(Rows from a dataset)
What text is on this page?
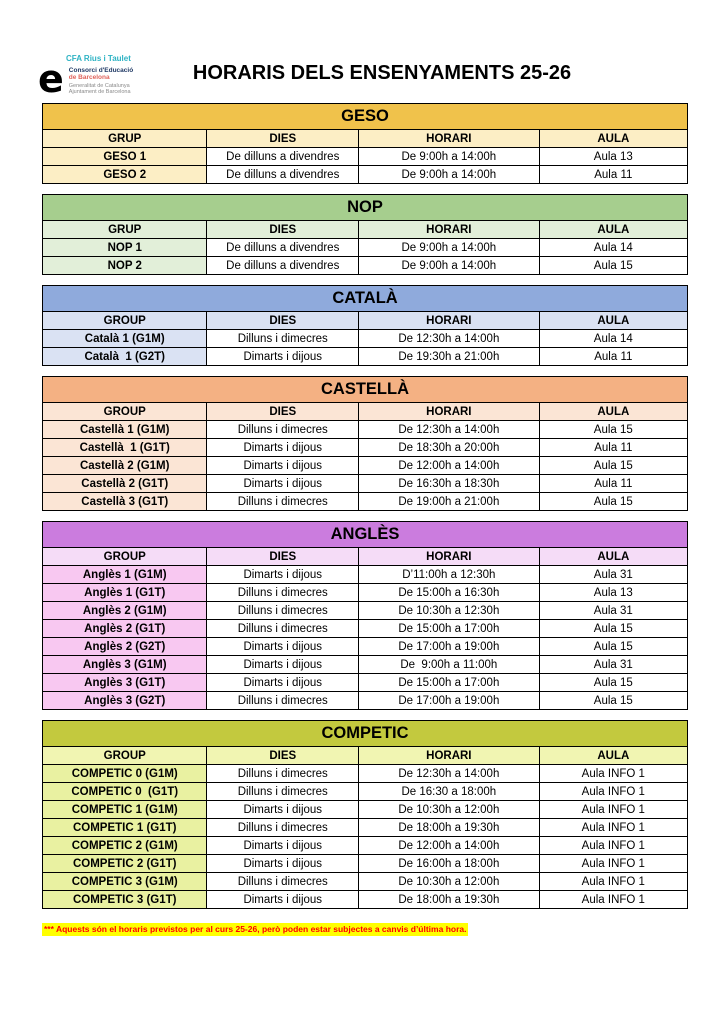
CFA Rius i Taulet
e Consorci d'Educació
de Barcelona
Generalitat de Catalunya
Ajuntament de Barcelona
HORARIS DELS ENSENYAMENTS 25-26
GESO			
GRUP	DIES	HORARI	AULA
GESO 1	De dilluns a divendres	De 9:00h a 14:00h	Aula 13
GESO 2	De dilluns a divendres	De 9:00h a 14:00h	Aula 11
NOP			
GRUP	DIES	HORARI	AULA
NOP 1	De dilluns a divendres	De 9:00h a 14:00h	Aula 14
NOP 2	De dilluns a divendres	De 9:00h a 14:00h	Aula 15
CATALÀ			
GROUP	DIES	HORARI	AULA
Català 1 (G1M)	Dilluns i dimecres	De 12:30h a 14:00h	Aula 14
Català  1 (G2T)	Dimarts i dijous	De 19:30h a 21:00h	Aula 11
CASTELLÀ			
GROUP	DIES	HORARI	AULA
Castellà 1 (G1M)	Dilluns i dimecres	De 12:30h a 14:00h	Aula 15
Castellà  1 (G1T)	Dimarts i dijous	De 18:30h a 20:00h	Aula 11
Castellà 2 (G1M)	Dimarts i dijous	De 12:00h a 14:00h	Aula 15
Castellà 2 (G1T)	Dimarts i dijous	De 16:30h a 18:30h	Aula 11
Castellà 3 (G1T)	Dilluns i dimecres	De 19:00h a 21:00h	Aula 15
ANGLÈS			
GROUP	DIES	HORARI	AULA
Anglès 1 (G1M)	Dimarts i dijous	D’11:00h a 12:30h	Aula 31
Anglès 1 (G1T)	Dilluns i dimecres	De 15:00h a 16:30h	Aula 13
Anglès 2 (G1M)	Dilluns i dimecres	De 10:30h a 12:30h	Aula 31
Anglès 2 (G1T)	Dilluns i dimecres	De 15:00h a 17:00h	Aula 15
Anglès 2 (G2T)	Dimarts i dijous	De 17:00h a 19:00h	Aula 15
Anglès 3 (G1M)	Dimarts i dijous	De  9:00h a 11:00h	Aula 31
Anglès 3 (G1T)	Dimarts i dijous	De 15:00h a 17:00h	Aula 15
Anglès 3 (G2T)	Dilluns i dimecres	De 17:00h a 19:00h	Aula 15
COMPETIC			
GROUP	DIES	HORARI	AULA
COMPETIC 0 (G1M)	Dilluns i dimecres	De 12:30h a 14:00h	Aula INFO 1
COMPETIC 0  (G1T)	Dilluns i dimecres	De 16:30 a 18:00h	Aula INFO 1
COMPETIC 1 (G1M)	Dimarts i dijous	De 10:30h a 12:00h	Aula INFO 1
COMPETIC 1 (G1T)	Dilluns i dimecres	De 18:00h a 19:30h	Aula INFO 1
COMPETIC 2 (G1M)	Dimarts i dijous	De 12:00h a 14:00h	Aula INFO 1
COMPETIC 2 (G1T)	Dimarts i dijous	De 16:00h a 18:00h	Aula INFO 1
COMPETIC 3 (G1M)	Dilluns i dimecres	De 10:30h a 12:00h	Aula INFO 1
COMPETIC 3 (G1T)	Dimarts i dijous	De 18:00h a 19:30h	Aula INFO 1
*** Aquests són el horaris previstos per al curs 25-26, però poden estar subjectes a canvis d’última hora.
==
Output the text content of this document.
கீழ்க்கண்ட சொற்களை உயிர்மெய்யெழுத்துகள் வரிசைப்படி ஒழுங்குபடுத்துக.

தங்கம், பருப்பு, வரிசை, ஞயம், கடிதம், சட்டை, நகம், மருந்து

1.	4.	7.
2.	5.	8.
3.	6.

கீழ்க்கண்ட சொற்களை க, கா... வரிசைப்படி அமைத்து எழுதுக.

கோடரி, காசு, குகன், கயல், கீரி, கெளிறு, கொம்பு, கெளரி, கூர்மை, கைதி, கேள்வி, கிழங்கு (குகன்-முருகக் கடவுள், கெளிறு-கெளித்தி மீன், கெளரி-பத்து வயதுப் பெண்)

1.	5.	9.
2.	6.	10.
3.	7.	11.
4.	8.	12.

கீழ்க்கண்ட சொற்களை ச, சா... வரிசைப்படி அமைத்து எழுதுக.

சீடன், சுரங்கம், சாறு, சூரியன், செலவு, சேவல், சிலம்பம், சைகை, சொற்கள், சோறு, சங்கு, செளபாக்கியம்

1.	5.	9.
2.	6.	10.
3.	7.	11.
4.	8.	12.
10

◆ **What is required**
Read through the entries and copy every line that includes "dijous".

◆ **Output of the exercise**
Català  1 (G2T)	Dimarts i dijous	De 19:30h a 21:00h	Aula 11
Castellà  1 (G1T)	Dimarts i dijous	De 18:30h a 20:00h	Aula 11
Castellà 2 (G1M)	Dimarts i dijous	De 12:00h a 14:00h	Aula 15
Castellà 2 (G1T)	Dimarts i dijous	De 16:30h a 18:30h	Aula 11
Anglès 1 (G1M)	Dimarts i dijous	D’11:00h a 12:30h	Aula 31
Anglès 2 (G2T)	Dimarts i dijous	De 17:00h a 19:00h	Aula 15
Anglès 3 (G1M)	Dimarts i dijous	De  9:00h a 11:00h	Aula 31
Anglès 3 (G1T)	Dimarts i dijous	De 15:00h a 17:00h	Aula 15
COMPETIC 1 (G1M)	Dimarts i dijous	De 10:30h a 12:00h	Aula INFO 1
COMPETIC 2 (G1M)	Dimarts i dijous	De 12:00h a 14:00h	Aula INFO 1
COMPETIC 2 (G1T)	Dimarts i dijous	De 16:00h a 18:00h	Aula INFO 1
COMPETIC 3 (G1T)	Dimarts i dijous	De 18:00h a 19:30h	Aula INFO 1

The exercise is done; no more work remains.